[Stored entries]
* Start *
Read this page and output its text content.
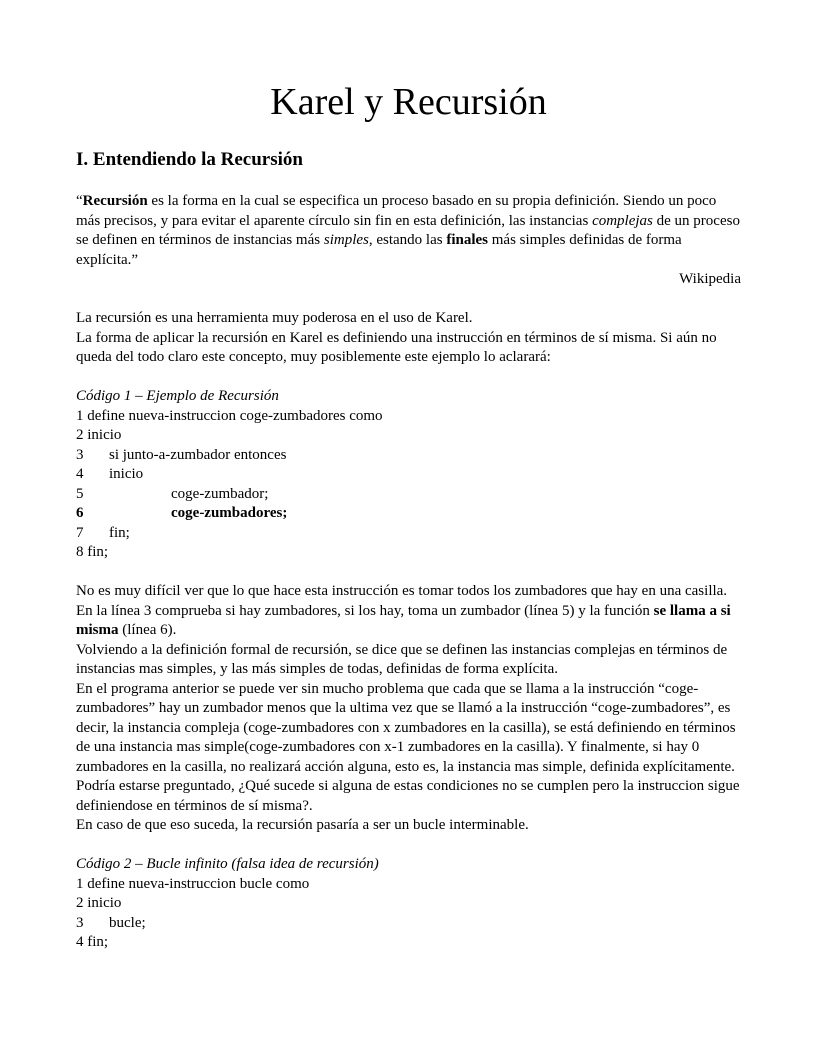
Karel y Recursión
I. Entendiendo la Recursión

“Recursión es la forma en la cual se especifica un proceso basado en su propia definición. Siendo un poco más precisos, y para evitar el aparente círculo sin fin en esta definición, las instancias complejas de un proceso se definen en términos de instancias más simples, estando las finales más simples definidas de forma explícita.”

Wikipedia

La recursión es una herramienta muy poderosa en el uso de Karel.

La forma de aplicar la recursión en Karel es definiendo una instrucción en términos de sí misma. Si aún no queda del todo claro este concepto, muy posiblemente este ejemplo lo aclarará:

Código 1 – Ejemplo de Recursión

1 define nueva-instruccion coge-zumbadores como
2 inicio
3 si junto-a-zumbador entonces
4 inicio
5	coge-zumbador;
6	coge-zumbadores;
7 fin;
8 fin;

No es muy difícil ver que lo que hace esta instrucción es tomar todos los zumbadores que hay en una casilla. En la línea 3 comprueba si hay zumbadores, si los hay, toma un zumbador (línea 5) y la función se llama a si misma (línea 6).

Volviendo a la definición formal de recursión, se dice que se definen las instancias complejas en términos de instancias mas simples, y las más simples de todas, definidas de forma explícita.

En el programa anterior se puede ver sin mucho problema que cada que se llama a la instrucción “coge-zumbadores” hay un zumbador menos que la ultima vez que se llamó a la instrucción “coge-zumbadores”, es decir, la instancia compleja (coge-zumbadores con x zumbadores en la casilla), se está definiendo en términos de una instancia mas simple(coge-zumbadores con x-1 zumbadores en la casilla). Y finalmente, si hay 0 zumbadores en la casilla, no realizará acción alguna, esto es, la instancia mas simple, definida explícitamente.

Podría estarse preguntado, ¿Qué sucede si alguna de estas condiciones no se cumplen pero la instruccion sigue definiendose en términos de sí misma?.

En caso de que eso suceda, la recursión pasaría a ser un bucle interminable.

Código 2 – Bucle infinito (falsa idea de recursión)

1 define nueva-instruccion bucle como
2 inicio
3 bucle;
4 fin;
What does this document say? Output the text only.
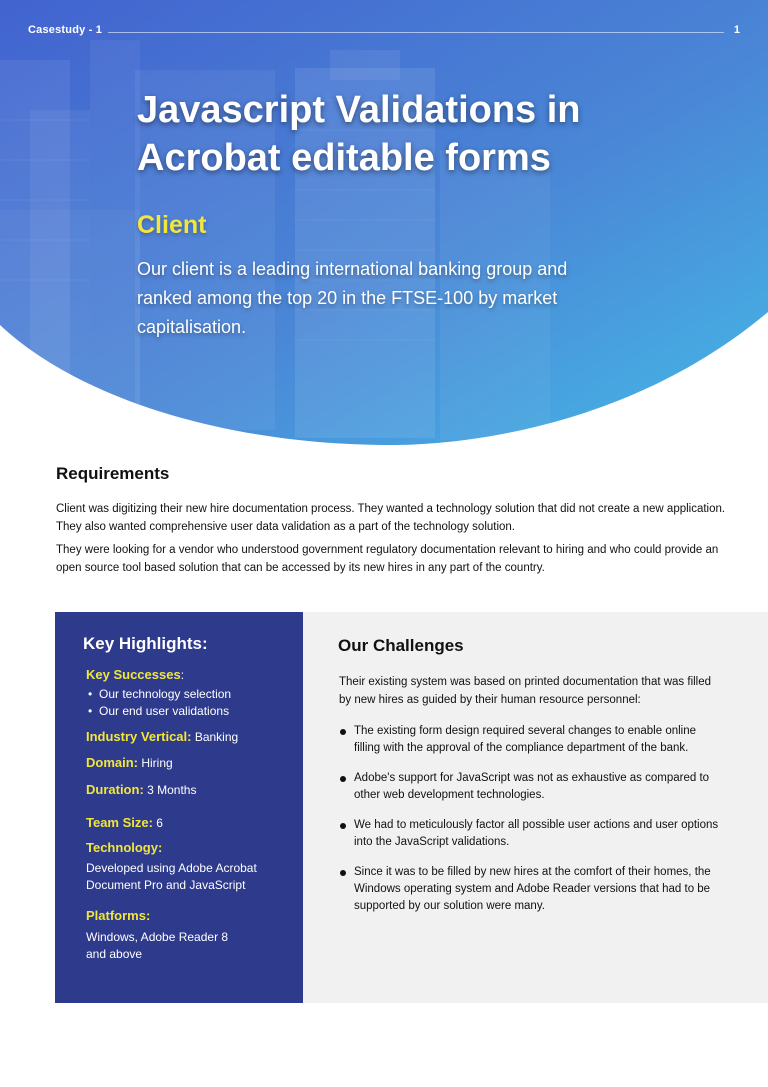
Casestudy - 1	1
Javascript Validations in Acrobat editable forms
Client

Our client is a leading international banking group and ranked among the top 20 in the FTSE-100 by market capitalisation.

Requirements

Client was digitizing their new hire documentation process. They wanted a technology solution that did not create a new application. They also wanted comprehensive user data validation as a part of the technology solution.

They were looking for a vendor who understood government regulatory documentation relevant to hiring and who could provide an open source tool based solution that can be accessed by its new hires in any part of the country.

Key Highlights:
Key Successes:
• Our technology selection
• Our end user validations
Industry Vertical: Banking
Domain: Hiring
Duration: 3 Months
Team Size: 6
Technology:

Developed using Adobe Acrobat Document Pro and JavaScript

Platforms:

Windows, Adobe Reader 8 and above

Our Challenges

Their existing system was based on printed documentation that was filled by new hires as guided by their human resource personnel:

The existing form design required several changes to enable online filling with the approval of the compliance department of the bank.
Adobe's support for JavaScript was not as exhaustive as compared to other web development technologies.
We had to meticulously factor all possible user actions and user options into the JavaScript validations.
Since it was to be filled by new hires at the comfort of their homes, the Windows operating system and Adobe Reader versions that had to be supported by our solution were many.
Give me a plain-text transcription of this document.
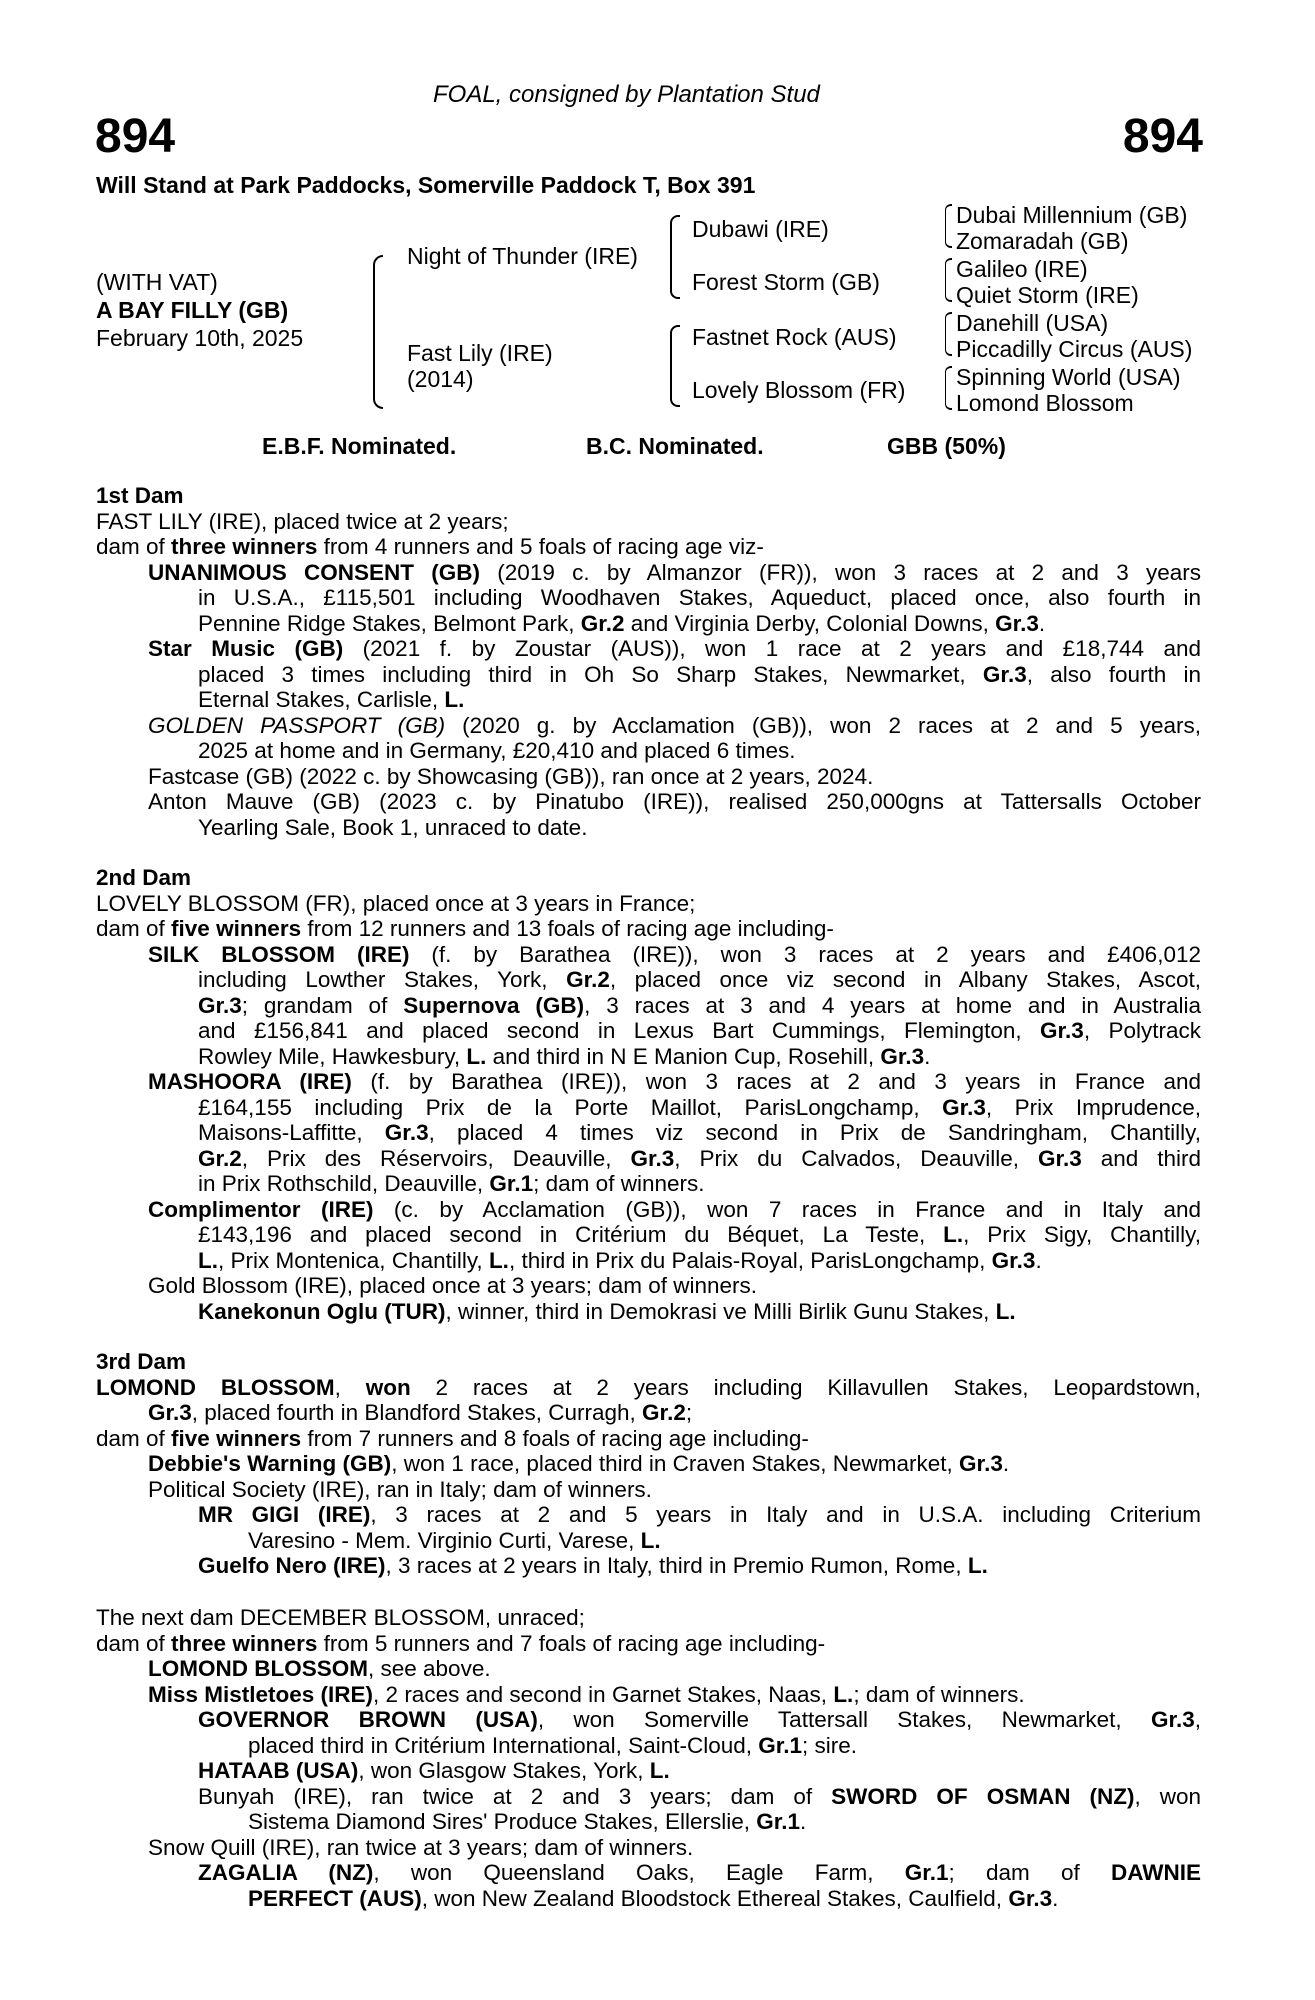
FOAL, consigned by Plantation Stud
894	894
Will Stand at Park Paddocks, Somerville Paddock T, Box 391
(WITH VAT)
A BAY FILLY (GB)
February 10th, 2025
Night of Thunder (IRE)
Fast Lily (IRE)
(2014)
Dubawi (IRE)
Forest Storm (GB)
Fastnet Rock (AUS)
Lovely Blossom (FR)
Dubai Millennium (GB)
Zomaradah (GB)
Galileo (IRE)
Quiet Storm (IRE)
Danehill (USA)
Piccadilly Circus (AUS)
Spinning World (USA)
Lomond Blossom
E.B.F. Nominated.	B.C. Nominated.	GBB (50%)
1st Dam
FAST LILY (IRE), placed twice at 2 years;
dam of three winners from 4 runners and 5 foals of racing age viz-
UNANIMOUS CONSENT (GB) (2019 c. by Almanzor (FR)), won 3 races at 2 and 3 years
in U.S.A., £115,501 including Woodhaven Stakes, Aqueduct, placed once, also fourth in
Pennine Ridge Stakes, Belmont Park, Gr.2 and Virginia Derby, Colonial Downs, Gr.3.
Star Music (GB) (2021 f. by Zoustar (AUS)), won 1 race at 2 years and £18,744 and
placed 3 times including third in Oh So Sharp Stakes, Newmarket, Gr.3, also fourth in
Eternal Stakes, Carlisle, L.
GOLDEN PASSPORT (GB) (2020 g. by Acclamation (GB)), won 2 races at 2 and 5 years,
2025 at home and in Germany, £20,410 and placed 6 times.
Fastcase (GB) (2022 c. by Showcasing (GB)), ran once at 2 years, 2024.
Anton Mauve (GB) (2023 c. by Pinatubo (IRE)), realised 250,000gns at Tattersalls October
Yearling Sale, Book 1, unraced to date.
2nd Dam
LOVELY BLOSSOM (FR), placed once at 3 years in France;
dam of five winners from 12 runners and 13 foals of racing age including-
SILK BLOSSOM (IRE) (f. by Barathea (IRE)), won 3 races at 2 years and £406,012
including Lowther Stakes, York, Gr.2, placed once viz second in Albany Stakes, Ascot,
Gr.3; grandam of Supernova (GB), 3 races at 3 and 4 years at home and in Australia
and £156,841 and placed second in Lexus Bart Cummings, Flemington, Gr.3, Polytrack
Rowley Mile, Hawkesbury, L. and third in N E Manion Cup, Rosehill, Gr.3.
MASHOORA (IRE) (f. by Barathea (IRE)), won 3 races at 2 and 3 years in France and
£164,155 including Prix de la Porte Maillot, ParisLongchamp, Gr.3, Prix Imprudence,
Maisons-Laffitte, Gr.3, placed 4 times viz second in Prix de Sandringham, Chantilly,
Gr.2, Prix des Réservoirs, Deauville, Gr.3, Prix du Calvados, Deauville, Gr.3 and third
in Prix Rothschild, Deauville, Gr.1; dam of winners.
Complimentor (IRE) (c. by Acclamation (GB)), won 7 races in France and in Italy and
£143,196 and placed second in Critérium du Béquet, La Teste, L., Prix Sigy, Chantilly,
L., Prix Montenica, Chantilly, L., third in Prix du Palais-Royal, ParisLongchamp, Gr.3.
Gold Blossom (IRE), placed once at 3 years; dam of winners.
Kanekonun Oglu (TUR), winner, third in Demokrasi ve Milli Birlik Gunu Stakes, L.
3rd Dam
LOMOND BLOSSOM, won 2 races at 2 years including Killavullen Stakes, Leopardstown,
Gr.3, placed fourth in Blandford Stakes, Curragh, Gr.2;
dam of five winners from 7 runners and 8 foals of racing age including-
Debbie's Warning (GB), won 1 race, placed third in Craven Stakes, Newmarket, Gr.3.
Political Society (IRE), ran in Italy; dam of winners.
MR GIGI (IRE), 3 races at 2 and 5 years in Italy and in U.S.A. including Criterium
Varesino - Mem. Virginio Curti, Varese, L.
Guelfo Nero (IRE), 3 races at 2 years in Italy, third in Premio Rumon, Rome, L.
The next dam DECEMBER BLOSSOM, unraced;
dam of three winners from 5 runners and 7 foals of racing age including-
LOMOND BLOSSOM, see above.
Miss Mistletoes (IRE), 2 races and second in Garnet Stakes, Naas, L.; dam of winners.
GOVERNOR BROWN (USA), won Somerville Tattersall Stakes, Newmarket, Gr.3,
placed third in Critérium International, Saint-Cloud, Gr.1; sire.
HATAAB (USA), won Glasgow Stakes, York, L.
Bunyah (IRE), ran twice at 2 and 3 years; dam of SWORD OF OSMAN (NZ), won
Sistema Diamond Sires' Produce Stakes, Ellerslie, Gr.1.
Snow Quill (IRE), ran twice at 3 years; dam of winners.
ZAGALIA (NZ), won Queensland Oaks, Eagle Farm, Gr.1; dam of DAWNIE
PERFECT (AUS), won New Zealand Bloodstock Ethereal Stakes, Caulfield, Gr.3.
* End *
▶ **Task prompt**:
Look through the data above. Copy every line with the string "Acclamation" in it.

▶ **Solution for this problem**:
GOLDEN PASSPORT (GB) (2020 g. by Acclamation (GB)), won 2 races at 2 and 5 years,
Complimentor (IRE) (c. by Acclamation (GB)), won 7 races in France and in Italy and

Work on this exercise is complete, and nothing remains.